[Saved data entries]
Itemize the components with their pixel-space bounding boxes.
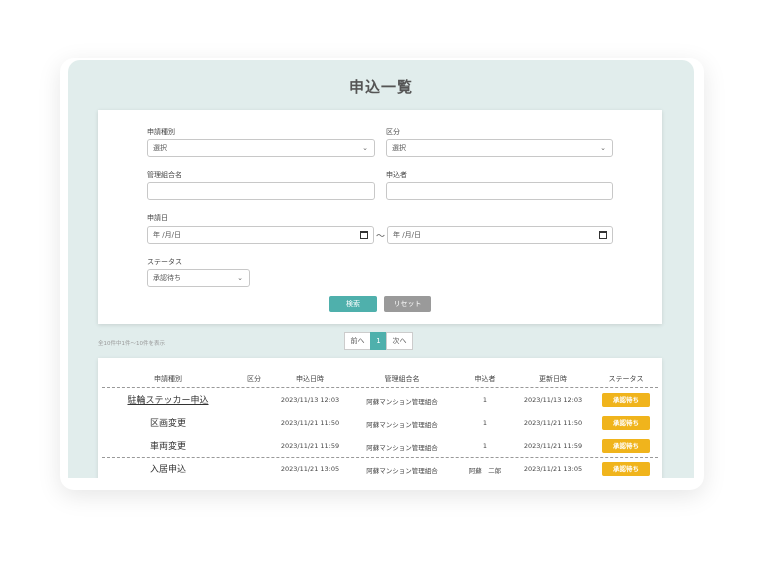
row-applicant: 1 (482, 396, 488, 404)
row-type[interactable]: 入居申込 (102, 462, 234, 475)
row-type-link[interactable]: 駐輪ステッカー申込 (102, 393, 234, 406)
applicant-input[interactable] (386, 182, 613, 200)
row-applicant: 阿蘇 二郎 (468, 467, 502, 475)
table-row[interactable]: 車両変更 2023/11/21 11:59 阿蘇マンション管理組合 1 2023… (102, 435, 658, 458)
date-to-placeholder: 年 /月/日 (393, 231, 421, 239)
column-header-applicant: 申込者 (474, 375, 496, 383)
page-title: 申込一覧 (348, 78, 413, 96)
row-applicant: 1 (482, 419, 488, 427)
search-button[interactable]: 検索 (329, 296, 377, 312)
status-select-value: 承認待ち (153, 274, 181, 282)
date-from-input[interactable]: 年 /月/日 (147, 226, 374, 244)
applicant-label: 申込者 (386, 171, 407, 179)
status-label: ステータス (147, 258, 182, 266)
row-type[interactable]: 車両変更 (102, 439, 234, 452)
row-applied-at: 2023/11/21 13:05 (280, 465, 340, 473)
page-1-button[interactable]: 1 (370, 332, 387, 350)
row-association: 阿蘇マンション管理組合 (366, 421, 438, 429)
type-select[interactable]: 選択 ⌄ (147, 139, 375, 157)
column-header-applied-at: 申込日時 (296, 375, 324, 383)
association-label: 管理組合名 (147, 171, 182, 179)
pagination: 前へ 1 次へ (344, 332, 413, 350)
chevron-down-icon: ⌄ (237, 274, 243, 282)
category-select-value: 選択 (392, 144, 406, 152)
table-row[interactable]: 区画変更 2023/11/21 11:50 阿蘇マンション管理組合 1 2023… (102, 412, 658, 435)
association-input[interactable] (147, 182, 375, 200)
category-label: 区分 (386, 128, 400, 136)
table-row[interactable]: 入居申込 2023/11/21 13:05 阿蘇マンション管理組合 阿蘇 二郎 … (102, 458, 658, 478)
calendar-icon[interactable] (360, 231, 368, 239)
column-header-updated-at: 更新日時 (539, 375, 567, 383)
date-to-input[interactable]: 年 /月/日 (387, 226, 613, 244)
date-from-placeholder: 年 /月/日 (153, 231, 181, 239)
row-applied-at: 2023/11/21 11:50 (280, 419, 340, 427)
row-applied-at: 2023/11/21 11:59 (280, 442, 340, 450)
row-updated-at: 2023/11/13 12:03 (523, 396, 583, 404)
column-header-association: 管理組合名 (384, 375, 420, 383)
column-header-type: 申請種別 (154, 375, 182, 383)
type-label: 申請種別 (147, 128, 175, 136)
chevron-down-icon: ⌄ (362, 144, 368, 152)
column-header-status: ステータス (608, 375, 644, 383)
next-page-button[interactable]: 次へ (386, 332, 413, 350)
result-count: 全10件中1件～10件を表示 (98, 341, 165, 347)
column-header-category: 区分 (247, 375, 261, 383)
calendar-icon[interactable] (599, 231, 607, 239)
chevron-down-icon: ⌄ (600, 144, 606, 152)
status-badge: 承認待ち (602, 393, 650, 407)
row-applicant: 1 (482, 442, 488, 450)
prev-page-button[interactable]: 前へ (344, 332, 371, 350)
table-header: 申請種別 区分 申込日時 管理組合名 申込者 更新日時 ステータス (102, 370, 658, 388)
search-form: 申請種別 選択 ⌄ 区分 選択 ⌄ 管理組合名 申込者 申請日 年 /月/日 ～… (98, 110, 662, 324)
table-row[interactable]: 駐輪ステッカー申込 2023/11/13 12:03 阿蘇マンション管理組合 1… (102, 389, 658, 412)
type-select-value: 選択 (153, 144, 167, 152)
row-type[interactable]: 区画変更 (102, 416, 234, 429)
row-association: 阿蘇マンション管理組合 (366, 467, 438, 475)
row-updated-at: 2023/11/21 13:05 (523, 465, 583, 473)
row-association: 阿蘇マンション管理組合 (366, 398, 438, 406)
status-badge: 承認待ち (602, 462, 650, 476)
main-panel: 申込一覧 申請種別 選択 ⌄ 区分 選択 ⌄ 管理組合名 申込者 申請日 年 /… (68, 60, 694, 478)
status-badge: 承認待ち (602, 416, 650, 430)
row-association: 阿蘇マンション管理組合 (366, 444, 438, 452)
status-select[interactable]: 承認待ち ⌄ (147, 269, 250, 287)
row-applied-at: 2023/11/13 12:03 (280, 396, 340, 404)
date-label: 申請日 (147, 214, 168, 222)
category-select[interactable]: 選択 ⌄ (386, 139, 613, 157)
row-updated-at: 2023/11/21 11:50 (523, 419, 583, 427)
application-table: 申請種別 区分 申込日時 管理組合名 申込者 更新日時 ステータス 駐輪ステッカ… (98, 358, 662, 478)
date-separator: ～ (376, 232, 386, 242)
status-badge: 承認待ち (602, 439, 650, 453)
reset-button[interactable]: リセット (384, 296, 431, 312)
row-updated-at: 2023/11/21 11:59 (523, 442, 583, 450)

_DIRECTIONS FOR THIS TASK:_
Please format every line in the records above as a JSON list of strings, one string per line, with blank lines and the pictures left out.

_OUTPUT:_
[
  "Itemize the components with their pixel-space bounding boxes.",
  "row-applicant: 1 (482, 396, 488, 404)",
  "row-type[interactable]: 入居申込 (102, 462, 234, 475)",
  "row-type-link[interactable]: 駐輪ステッカー申込 (102, 393, 234, 406)",
  "applicant-input[interactable] (386, 182, 613, 200)",
  "row-applicant: 阿蘇 二郎 (468, 467, 502, 475)",
  "table-row[interactable]: 車両変更 2023/11/21 11:59 阿蘇マンション管理組合 1 2023… (102, 435, 658, 458)",
  "date-to-placeholder: 年 /月/日 (393, 231, 421, 239)",
  "column-header-applicant: 申込者 (474, 375, 496, 383)",
  "page-title: 申込一覧 (348, 78, 413, 96)",
  "row-applicant: 1 (482, 419, 488, 427)",
  "search-button[interactable]: 検索 (329, 296, 377, 312)",
  "status-select-value: 承認待ち (153, 274, 181, 282)",
  "date-from-input[interactable]: 年 /月/日 (147, 226, 374, 244)",
  "applicant-label: 申込者 (386, 171, 407, 179)",
  "status-label: ステータス (147, 258, 182, 266)",
  "row-type[interactable]: 車両変更 (102, 439, 234, 452)",
  "row-applied-at: 2023/11/21 13:05 (280, 465, 340, 473)",
  "page-1-button[interactable]: 1 (370, 332, 387, 350)",
  "row-association: 阿蘇マンション管理組合 (366, 421, 438, 429)",
  "type-select[interactable]: 選択 ⌄ (147, 139, 375, 157)",
  "column-header-applied-at: 申込日時 (296, 375, 324, 383)",
  "association-label: 管理組合名 (147, 171, 182, 179)",
  "pagination: 前へ 1 次へ (344, 332, 413, 350)",
  "chevron-down-icon: ⌄ (237, 274, 243, 282)",
  "category-select-value: 選択 (392, 144, 406, 152)",
  "table-row[interactable]: 区画変更 2023/11/21 11:50 阿蘇マンション管理組合 1 2023… (102, 412, 658, 435)",
  "association-input[interactable] (147, 182, 375, 200)",
  "category-label: 区分 (386, 128, 400, 136)",
  "table-row[interactable]: 入居申込 2023/11/21 13:05 阿蘇マンション管理組合 阿蘇 二郎 … (102, 458, 658, 478)",
  "calendar-icon[interactable] (360, 231, 368, 239)",
  "column-header-updated-at: 更新日時 (539, 375, 567, 383)",
  "date-to-input[interactable]: 年 /月/日 (387, 226, 613, 244)",
  "date-from-placeholder: 年 /月/日 (153, 231, 181, 239)",
  "row-applied-at: 2023/11/21 11:50 (280, 419, 340, 427)",
  "row-applied-at: 2023/11/21 11:59 (280, 442, 340, 450)",
  "row-updated-at: 2023/11/13 12:03 (523, 396, 583, 404)",
  "column-header-association: 管理組合名 (384, 375, 420, 383)",
  "column-header-type: 申請種別 (154, 375, 182, 383)",
  "type-label: 申請種別 (147, 128, 175, 136)",
  "chevron-down-icon: ⌄ (362, 144, 368, 152)",
  "column-header-status: ステータス (608, 375, 644, 383)",
  "next-page-button[interactable]: 次へ (386, 332, 413, 350)",
  "result-count: 全10件中1件～10件を表示 (98, 341, 165, 347)",
  "column-header-category: 区分 (247, 375, 261, 383)",
  "calendar-icon[interactable] (599, 231, 607, 239)",
  "chevron-down-icon: ⌄ (600, 144, 606, 152)",
  "status-badge: 承認待ち (602, 393, 650, 407)",
  "row-applicant: 1 (482, 442, 488, 450)",
  "prev-page-button[interactable]: 前へ (344, 332, 371, 350)",
  "table-header: 申請種別 区分 申込日時 管理組合名 申込者 更新日時 ステータス (102, 370, 658, 388)",
  "search-form: 申請種別 選択 ⌄ 区分 選択 ⌄ 管理組合名 申込者 申請日 年 /月/日 ～… (98, 110, 662, 324)",
  "table-row[interactable]: 駐輪ステッカー申込 2023/11/13 12:03 阿蘇マンション管理組合 1… (102, 389, 658, 412)",
  "type-select-value: 選択 (153, 144, 167, 152)",
  "row-type[interactable]: 区画変更 (102, 416, 234, 429)",
  "row-association: 阿蘇マンション管理組合 (366, 467, 438, 475)",
  "row-updated-at: 2023/11/21 13:05 (523, 465, 583, 473)",
  "row-association: 阿蘇マンション管理組合 (366, 398, 438, 406)",
  "status-badge: 承認待ち (602, 462, 650, 476)",
  "main-panel: 申込一覧 申請種別 選択 ⌄ 区分 選択 ⌄ 管理組合名 申込者 申請日 年 /… (68, 60, 694, 478)",
  "status-badge: 承認待ち (602, 416, 650, 430)",
  "row-association: 阿蘇マンション管理組合 (366, 444, 438, 452)",
  "status-select[interactable]: 承認待ち ⌄ (147, 269, 250, 287)",
  "row-applied-at: 2023/11/13 12:03 (280, 396, 340, 404)",
  "date-label: 申請日 (147, 214, 168, 222)",
  "category-select[interactable]: 選択 ⌄ (386, 139, 613, 157)",
  "row-updated-at: 2023/11/21 11:50 (523, 419, 583, 427)",
  "application-table: 申請種別 区分 申込日時 管理組合名 申込者 更新日時 ステータス 駐輪ステッカ… (98, 358, 662, 478)",
  "date-separator: ～ (376, 232, 386, 242)",
  "status-badge: 承認待ち (602, 439, 650, 453)",
  "reset-button[interactable]: リセット (384, 296, 431, 312)",
  "row-updated-at: 2023/11/21 11:59 (523, 442, 583, 450)"
]